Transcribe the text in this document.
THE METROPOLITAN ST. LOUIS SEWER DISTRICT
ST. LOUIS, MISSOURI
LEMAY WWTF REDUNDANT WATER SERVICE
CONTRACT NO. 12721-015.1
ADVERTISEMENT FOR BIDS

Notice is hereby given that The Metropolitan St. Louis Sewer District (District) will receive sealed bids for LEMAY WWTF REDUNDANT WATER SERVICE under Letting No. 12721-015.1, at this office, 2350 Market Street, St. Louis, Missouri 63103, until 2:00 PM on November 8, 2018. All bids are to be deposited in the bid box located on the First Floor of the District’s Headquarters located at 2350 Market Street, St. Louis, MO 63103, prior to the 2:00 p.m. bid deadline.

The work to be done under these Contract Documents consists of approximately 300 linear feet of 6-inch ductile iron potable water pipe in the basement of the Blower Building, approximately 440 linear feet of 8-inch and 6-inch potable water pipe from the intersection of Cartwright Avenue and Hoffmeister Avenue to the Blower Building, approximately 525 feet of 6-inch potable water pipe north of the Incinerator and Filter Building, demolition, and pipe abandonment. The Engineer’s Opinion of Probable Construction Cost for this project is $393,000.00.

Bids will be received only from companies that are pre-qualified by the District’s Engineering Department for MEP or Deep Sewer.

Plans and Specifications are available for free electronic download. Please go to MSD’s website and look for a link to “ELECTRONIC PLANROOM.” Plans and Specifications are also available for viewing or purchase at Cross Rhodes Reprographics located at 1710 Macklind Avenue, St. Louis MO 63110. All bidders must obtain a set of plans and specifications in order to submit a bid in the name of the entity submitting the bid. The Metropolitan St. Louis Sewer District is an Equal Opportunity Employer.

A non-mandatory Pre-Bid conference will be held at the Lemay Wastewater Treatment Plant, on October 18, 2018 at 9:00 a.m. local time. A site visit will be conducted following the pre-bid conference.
*****
Copy out each record from above, exactly.

### THE OUTPUT
Transcribe the text in this document.
THE METROPOLITAN ST. LOUIS SEWER DISTRICT
ST. LOUIS, MISSOURI
LEMAY WWTF REDUNDANT WATER SERVICE
CONTRACT NO. 12721-015.1
ADVERTISEMENT FOR BIDS

Notice is hereby given that The Metropolitan St. Louis Sewer District (District) will receive sealed bids for LEMAY WWTF REDUNDANT WATER SERVICE under Letting No. 12721-015.1, at this office, 2350 Market Street, St. Louis, Missouri 63103, until 2:00 PM on November 8, 2018. All bids are to be deposited in the bid box located on the First Floor of the District’s Headquarters located at 2350 Market Street, St. Louis, MO 63103, prior to the 2:00 p.m. bid deadline.

The work to be done under these Contract Documents consists of approximately 300 linear feet of 6-inch ductile iron potable water pipe in the basement of the Blower Building, approximately 440 linear feet of 8-inch and 6-inch potable water pipe from the intersection of Cartwright Avenue and Hoffmeister Avenue to the Blower Building, approximately 525 feet of 6-inch potable water pipe north of the Incinerator and Filter Building, demolition, and pipe abandonment. The Engineer’s Opinion of Probable Construction Cost for this project is $393,000.00.

Bids will be received only from companies that are pre-qualified by the District’s Engineering Department for MEP or Deep Sewer.

Plans and Specifications are available for free electronic download. Please go to MSD’s website and look for a link to “ELECTRONIC PLANROOM.” Plans and Specifications are also available for viewing or purchase at Cross Rhodes Reprographics located at 1710 Macklind Avenue, St. Louis MO 63110. All bidders must obtain a set of plans and specifications in order to submit a bid in the name of the entity submitting the bid. The Metropolitan St. Louis Sewer District is an Equal Opportunity Employer.

A non-mandatory Pre-Bid conference will be held at the Lemay Wastewater Treatment Plant, on October 18, 2018 at 9:00 a.m. local time. A site visit will be conducted following the pre-bid conference.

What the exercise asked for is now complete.